'''

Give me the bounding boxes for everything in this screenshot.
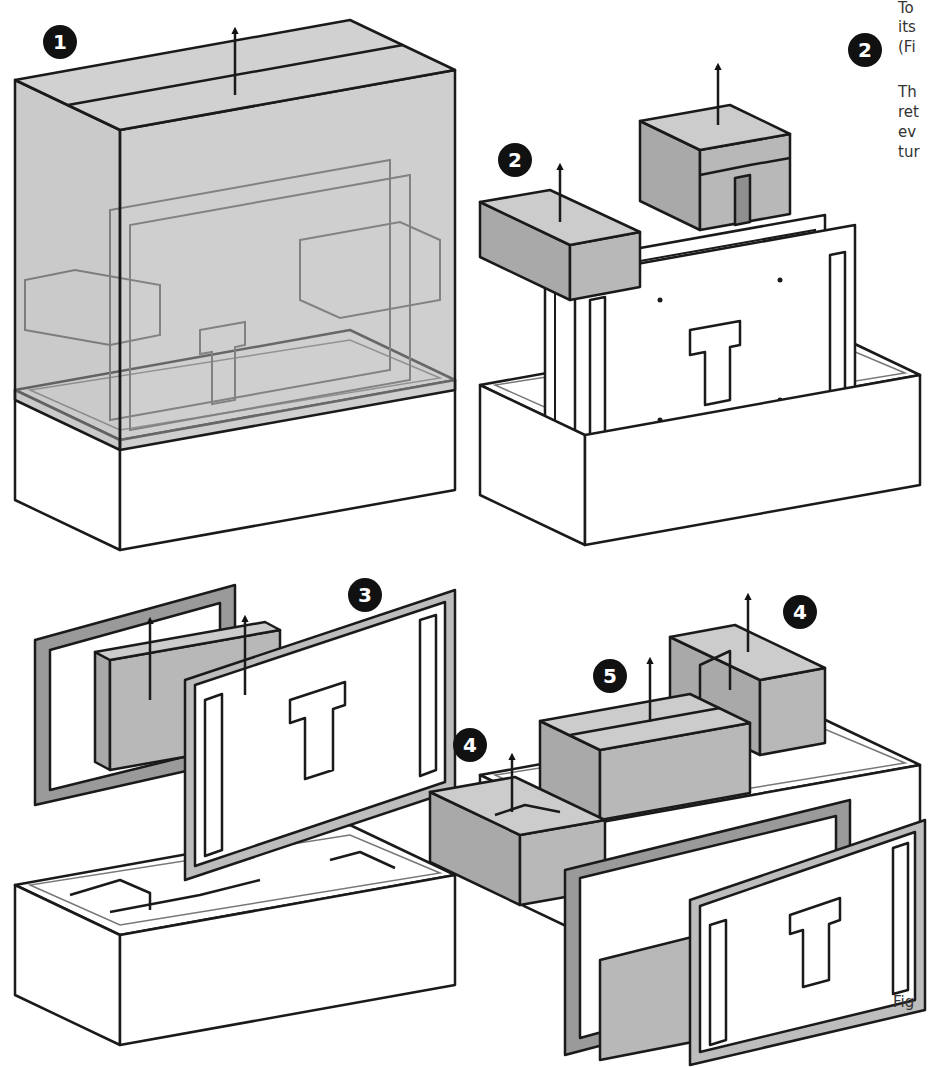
- insert-line: [330, 852, 395, 868]
- step-3-panel: [15, 585, 455, 1045]
- box-side: [15, 885, 120, 1045]
- stand-cutout: [790, 898, 840, 987]
- lift-arrow: [649, 662, 652, 722]
- stand-cutout: [290, 682, 345, 779]
- text-fragment: To: [898, 0, 914, 18]
- lift-arrow: [234, 32, 237, 95]
- side-slot: [893, 843, 908, 994]
- foam-top: [540, 694, 750, 750]
- lid-side: [15, 80, 120, 450]
- lid-top: [15, 20, 455, 130]
- lift-arrow: [747, 598, 750, 652]
- lid-front: [120, 70, 455, 450]
- back-face: [700, 832, 915, 1052]
- screw-hole: [778, 278, 783, 283]
- callout-number: 5: [593, 659, 627, 693]
- callout-number: 4: [783, 595, 817, 629]
- text-fragment: ev: [898, 122, 916, 142]
- text-fragment: Fig: [893, 992, 914, 1012]
- lift-arrow: [149, 622, 152, 700]
- side-slot: [710, 920, 726, 1045]
- foam-seam: [570, 708, 720, 735]
- insert-line: [110, 880, 260, 912]
- lift-arrow: [717, 68, 720, 125]
- box-front: [585, 375, 920, 545]
- side-slot: [205, 694, 222, 856]
- text-fragment: ret: [898, 102, 919, 122]
- lift-arrow: [559, 168, 562, 222]
- callout-number: 1: [43, 25, 77, 59]
- foam-top: [95, 622, 280, 660]
- foam-notch: [495, 805, 560, 815]
- box-front: [120, 875, 455, 1045]
- text-fragment: Th: [898, 82, 917, 102]
- callout-number: 2: [498, 143, 532, 177]
- stand-cutout: [690, 321, 740, 405]
- callout-number: 2: [848, 33, 882, 67]
- foam-front: [760, 668, 825, 755]
- back-face: [195, 602, 445, 866]
- screw-hole: [658, 298, 663, 303]
- callout-number: 3: [348, 578, 382, 612]
- callout-number: 4: [453, 728, 487, 762]
- foam-notch: [700, 651, 730, 700]
- foam-notch: [700, 158, 790, 175]
- text-fragment: (Fi: [898, 37, 916, 57]
- step-4-panel: [430, 598, 925, 1065]
- foam-top: [640, 105, 790, 150]
- step-2-panel: [480, 68, 920, 545]
- text-fragment: its: [898, 17, 916, 37]
- step-1-panel: [15, 20, 455, 550]
- lift-arrow: [244, 620, 247, 695]
- text-fragment: tur: [898, 142, 920, 162]
- lift-arrow: [511, 758, 514, 812]
- tv-back: [185, 590, 455, 880]
- box-side: [480, 385, 585, 545]
- foam-top: [430, 777, 605, 835]
- foam-slot: [735, 175, 750, 225]
- side-slot: [420, 615, 436, 776]
- foam-side: [95, 652, 110, 770]
- tv-back: [690, 820, 925, 1065]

'''

Put the lines above into a Markdown table with two columns, "Row" and "Line", numbering each row and skipping blank lines. Leave the picture out.

| Row | Line |
|---|---|
| 1 | Give me the bounding boxes for everything in this screenshot. |
| 2 | - insert-line: [330, 852, 395, 868] |
| 3 | - step-3-panel: [15, 585, 455, 1045] |
| 4 | - box-side: [15, 885, 120, 1045] |
| 5 | - stand-cutout: [790, 898, 840, 987] |
| 6 | - lift-arrow: [649, 662, 652, 722] |
| 7 | - stand-cutout: [290, 682, 345, 779] |
| 8 | - text-fragment: To: [898, 0, 914, 18] |
| 9 | - lift-arrow: [234, 32, 237, 95] |
| 10 | - side-slot: [893, 843, 908, 994] |
| 11 | - foam-top: [540, 694, 750, 750] |
| 12 | - lid-side: [15, 80, 120, 450] |
| 13 | - lid-top: [15, 20, 455, 130] |
| 14 | - lift-arrow: [747, 598, 750, 652] |
| 15 | - lid-front: [120, 70, 455, 450] |
| 16 | - back-face: [700, 832, 915, 1052] |
| 17 | - screw-hole: [778, 278, 783, 283] |
| 18 | - callout-number: 5: [593, 659, 627, 693] |
| 19 | - callout-number: 4: [783, 595, 817, 629] |
| 20 | - text-fragment: ev: [898, 122, 916, 142] |
| 21 | - text-fragment: Fig: [893, 992, 914, 1012] |
| 22 | - lift-arrow: [149, 622, 152, 700] |
| 23 | - side-slot: [710, 920, 726, 1045] |
| 24 | - foam-seam: [570, 708, 720, 735] |
| 25 | - insert-line: [110, 880, 260, 912] |
| 26 | - lift-arrow: [717, 68, 720, 125] |
| 27 | - box-front: [585, 375, 920, 545] |
| 28 | - side-slot: [205, 694, 222, 856] |
| 29 | - text-fragment: ret: [898, 102, 919, 122] |
| 30 | - lift-arrow: [559, 168, 562, 222] |
| 31 | - callout-number: 1: [43, 25, 77, 59] |
| 32 | - foam-top: [95, 622, 280, 660] |
| 33 | - foam-notch: [495, 805, 560, 815] |
| 34 | - box-front: [120, 875, 455, 1045] |
| 35 | - text-fragment: Th: [898, 82, 917, 102] |
| 36 | - callout-number: 2: [498, 143, 532, 177] |
| 37 | - stand-cutout: [690, 321, 740, 405] |
| 38 | - callout-number: 2: [848, 33, 882, 67] |
| 39 | - foam-front: [760, 668, 825, 755] |
| 40 | - back-face: [195, 602, 445, 866] |
| 41 | - screw-hole: [658, 298, 663, 303] |
| 42 | - callout-number: 3: [348, 578, 382, 612] |
| 43 | - callout-number: 4: [453, 728, 487, 762] |
| 44 | - foam-notch: [700, 651, 730, 700] |
| 45 | - foam-notch: [700, 158, 790, 175] |
| 46 | - text-fragment: (Fi: [898, 37, 916, 57] |
| 47 | - step-4-panel: [430, 598, 925, 1065] |
| 48 | - foam-top: [640, 105, 790, 150] |
| 49 | - step-2-panel: [480, 68, 920, 545] |
| 50 | - text-fragment: its: [898, 17, 916, 37] |
| 51 | - step-1-panel: [15, 20, 455, 550] |
| 52 | - lift-arrow: [244, 620, 247, 695] |
| 53 | - text-fragment: tur: [898, 142, 920, 162] |
| 54 | - lift-arrow: [511, 758, 514, 812] |
| 55 | - tv-back: [185, 590, 455, 880] |
| 56 | - box-side: [480, 385, 585, 545] |
| 57 | - foam-top: [430, 777, 605, 835] |
| 58 | - foam-slot: [735, 175, 750, 225] |
| 59 | - side-slot: [420, 615, 436, 776] |
| 60 | - foam-side: [95, 652, 110, 770] |
| 61 | - tv-back: [690, 820, 925, 1065] |